Written exercise
Transcribe the entries exactly; images are not part of the copy.

Rows from a dataset
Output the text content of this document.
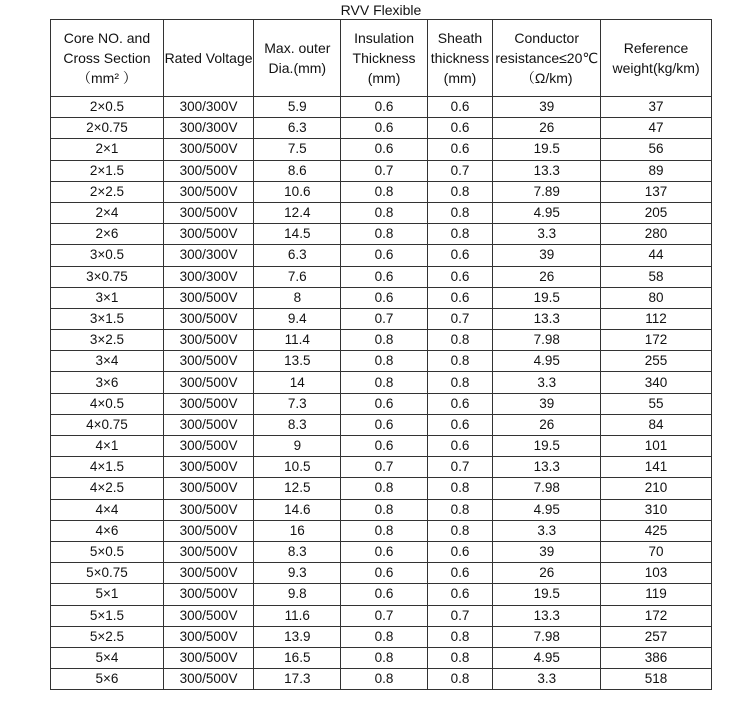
RVV Flexible
Core NO. and Cross Section（mm² ）	Rated Voltage	Max. outer Dia.(mm)	Insulation Thickness (mm)	Sheath thickness (mm)	Conductor resistance≤20℃（Ω/km)	Reference weight(kg/km)
2×0.5	300/300V	5.9	0.6	0.6	39	37
2×0.75	300/300V	6.3	0.6	0.6	26	47
2×1	300/500V	7.5	0.6	0.6	19.5	56
2×1.5	300/500V	8.6	0.7	0.7	13.3	89
2×2.5	300/500V	10.6	0.8	0.8	7.89	137
2×4	300/500V	12.4	0.8	0.8	4.95	205
2×6	300/500V	14.5	0.8	0.8	3.3	280
3×0.5	300/300V	6.3	0.6	0.6	39	44
3×0.75	300/300V	7.6	0.6	0.6	26	58
3×1	300/500V	8	0.6	0.6	19.5	80
3×1.5	300/500V	9.4	0.7	0.7	13.3	112
3×2.5	300/500V	11.4	0.8	0.8	7.98	172
3×4	300/500V	13.5	0.8	0.8	4.95	255
3×6	300/500V	14	0.8	0.8	3.3	340
4×0.5	300/500V	7.3	0.6	0.6	39	55
4×0.75	300/500V	8.3	0.6	0.6	26	84
4×1	300/500V	9	0.6	0.6	19.5	101
4×1.5	300/500V	10.5	0.7	0.7	13.3	141
4×2.5	300/500V	12.5	0.8	0.8	7.98	210
4×4	300/500V	14.6	0.8	0.8	4.95	310
4×6	300/500V	16	0.8	0.8	3.3	425
5×0.5	300/500V	8.3	0.6	0.6	39	70
5×0.75	300/500V	9.3	0.6	0.6	26	103
5×1	300/500V	9.8	0.6	0.6	19.5	119
5×1.5	300/500V	11.6	0.7	0.7	13.3	172
5×2.5	300/500V	13.9	0.8	0.8	7.98	257
5×4	300/500V	16.5	0.8	0.8	4.95	386
5×6	300/500V	17.3	0.8	0.8	3.3	518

Output for this task
Output the text content of this document.
RVV Flexible
Core NO. and Cross Section（mm² ）	Rated Voltage	Max. outer Dia.(mm)	Insulation Thickness (mm)	Sheath thickness (mm)	Conductor resistance≤20℃（Ω/km)	Reference weight(kg/km)
2×0.5	300/300V	5.9	0.6	0.6	39	37
2×0.75	300/300V	6.3	0.6	0.6	26	47
2×1	300/500V	7.5	0.6	0.6	19.5	56
2×1.5	300/500V	8.6	0.7	0.7	13.3	89
2×2.5	300/500V	10.6	0.8	0.8	7.89	137
2×4	300/500V	12.4	0.8	0.8	4.95	205
2×6	300/500V	14.5	0.8	0.8	3.3	280
3×0.5	300/300V	6.3	0.6	0.6	39	44
3×0.75	300/300V	7.6	0.6	0.6	26	58
3×1	300/500V	8	0.6	0.6	19.5	80
3×1.5	300/500V	9.4	0.7	0.7	13.3	112
3×2.5	300/500V	11.4	0.8	0.8	7.98	172
3×4	300/500V	13.5	0.8	0.8	4.95	255
3×6	300/500V	14	0.8	0.8	3.3	340
4×0.5	300/500V	7.3	0.6	0.6	39	55
4×0.75	300/500V	8.3	0.6	0.6	26	84
4×1	300/500V	9	0.6	0.6	19.5	101
4×1.5	300/500V	10.5	0.7	0.7	13.3	141
4×2.5	300/500V	12.5	0.8	0.8	7.98	210
4×4	300/500V	14.6	0.8	0.8	4.95	310
4×6	300/500V	16	0.8	0.8	3.3	425
5×0.5	300/500V	8.3	0.6	0.6	39	70
5×0.75	300/500V	9.3	0.6	0.6	26	103
5×1	300/500V	9.8	0.6	0.6	19.5	119
5×1.5	300/500V	11.6	0.7	0.7	13.3	172
5×2.5	300/500V	13.9	0.8	0.8	7.98	257
5×4	300/500V	16.5	0.8	0.8	4.95	386
5×6	300/500V	17.3	0.8	0.8	3.3	518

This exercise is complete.